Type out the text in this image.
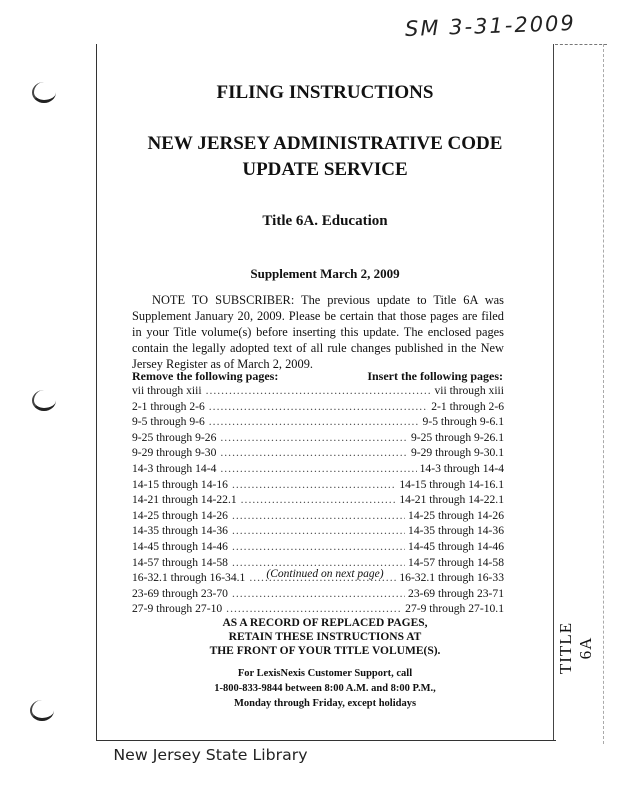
SM 3-31-2009
FILING INSTRUCTIONS
NEW JERSEY ADMINISTRATIVE CODE
UPDATE SERVICE
Title 6A. Education
Supplement March 2, 2009
NOTE TO SUBSCRIBER: The previous update to Title 6A was Supplement January 20, 2009. Please be certain that those pages are filed in your Title volume(s) before inserting this update. The enclosed pages contain the legally adopted text of all rule changes published in the New Jersey Register as of March 2, 2009.
Remove the following pages:	Insert the following pages:
vii through xiii .....	vii through xiii
2-1 through 2-6 .....	2-1 through 2-6
9-5 through 9-6 .....	9-5 through 9-6.1
9-25 through 9-26 .....	9-25 through 9-26.1
9-29 through 9-30 .....	9-29 through 9-30.1
14-3 through 14-4 .....	14-3 through 14-4
14-15 through 14-16 .....	14-15 through 14-16.1
14-21 through 14-22.1 .....	14-21 through 14-22.1
14-25 through 14-26 .....	14-25 through 14-26
14-35 through 14-36 .....	14-35 through 14-36
14-45 through 14-46 .....	14-45 through 14-46
14-57 through 14-58 .....	14-57 through 14-58
16-32.1 through 16-34.1 .....	16-32.1 through 16-33
23-69 through 23-70 .....	23-69 through 23-71
27-9 through 27-10 .....	27-9 through 27-10.1
(Continued on next page)
AS A RECORD OF REPLACED PAGES,
RETAIN THESE INSTRUCTIONS AT
THE FRONT OF YOUR TITLE VOLUME(S).
For LexisNexis Customer Support, call
1-800-833-9844 between 8:00 A.M. and 8:00 P.M.,
Monday through Friday, except holidays
TITLE 6A
New Jersey State Library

EXERCISE BRIEF
Select and copy every line of the listing with the word "this".

SOLVED EXERCISE
Type out the text in this image.
NOTE TO SUBSCRIBER: The previous update to Title 6A was Supplement January 20, 2009. Please be certain that those pages are filed in your Title volume(s) before inserting this update. The enclosed pages contain the legally adopted text of all rule changes published in the New Jersey Register as of March 2, 2009.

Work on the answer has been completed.